* What you have to do: Go through the entries and write each one out again unchanged.

————

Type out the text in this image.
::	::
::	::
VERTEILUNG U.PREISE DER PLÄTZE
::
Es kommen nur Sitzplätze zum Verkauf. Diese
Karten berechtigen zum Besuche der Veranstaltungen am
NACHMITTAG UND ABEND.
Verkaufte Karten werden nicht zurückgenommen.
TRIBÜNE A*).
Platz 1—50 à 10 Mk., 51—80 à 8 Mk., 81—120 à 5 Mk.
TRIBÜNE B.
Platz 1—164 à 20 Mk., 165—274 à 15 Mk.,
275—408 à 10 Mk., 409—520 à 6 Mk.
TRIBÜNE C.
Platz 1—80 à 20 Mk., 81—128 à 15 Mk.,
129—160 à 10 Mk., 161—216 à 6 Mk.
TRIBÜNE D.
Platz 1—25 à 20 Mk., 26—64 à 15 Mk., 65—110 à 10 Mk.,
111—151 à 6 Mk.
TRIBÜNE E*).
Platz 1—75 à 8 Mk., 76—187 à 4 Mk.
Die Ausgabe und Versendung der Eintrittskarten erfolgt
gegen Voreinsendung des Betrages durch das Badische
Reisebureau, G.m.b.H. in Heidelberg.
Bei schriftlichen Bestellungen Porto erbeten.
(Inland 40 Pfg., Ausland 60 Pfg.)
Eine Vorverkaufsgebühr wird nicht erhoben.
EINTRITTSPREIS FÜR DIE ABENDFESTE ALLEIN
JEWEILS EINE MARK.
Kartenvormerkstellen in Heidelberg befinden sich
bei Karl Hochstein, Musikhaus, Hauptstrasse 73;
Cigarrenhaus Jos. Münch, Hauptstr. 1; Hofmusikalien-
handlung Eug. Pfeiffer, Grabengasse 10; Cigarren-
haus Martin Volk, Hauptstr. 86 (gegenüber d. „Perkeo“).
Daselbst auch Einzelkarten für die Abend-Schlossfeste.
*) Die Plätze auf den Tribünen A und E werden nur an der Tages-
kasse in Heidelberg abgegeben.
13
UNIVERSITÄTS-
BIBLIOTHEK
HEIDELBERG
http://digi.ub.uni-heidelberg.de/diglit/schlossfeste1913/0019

————

* Answer for the task:
Type out the text in this image.
::	::
::	::
VERTEILUNG U.PREISE DER PLÄTZE
::
Es kommen nur Sitzplätze zum Verkauf. Diese
Karten berechtigen zum Besuche der Veranstaltungen am
NACHMITTAG UND ABEND.
Verkaufte Karten werden nicht zurückgenommen.
TRIBÜNE A*).
Platz 1—50 à 10 Mk., 51—80 à 8 Mk., 81—120 à 5 Mk.
TRIBÜNE B.
Platz 1—164 à 20 Mk., 165—274 à 15 Mk.,
275—408 à 10 Mk., 409—520 à 6 Mk.
TRIBÜNE C.
Platz 1—80 à 20 Mk., 81—128 à 15 Mk.,
129—160 à 10 Mk., 161—216 à 6 Mk.
TRIBÜNE D.
Platz 1—25 à 20 Mk., 26—64 à 15 Mk., 65—110 à 10 Mk.,
111—151 à 6 Mk.
TRIBÜNE E*).
Platz 1—75 à 8 Mk., 76—187 à 4 Mk.
Die Ausgabe und Versendung der Eintrittskarten erfolgt
gegen Voreinsendung des Betrages durch das Badische
Reisebureau, G.m.b.H. in Heidelberg.
Bei schriftlichen Bestellungen Porto erbeten.
(Inland 40 Pfg., Ausland 60 Pfg.)
Eine Vorverkaufsgebühr wird nicht erhoben.
EINTRITTSPREIS FÜR DIE ABENDFESTE ALLEIN
JEWEILS EINE MARK.
Kartenvormerkstellen in Heidelberg befinden sich
bei Karl Hochstein, Musikhaus, Hauptstrasse 73;
Cigarrenhaus Jos. Münch, Hauptstr. 1; Hofmusikalien-
handlung Eug. Pfeiffer, Grabengasse 10; Cigarren-
haus Martin Volk, Hauptstr. 86 (gegenüber d. „Perkeo“).
Daselbst auch Einzelkarten für die Abend-Schlossfeste.
*) Die Plätze auf den Tribünen A und E werden nur an der Tages-
kasse in Heidelberg abgegeben.
13
UNIVERSITÄTS-
BIBLIOTHEK
HEIDELBERG
http://digi.ub.uni-heidelberg.de/diglit/schlossfeste1913/0019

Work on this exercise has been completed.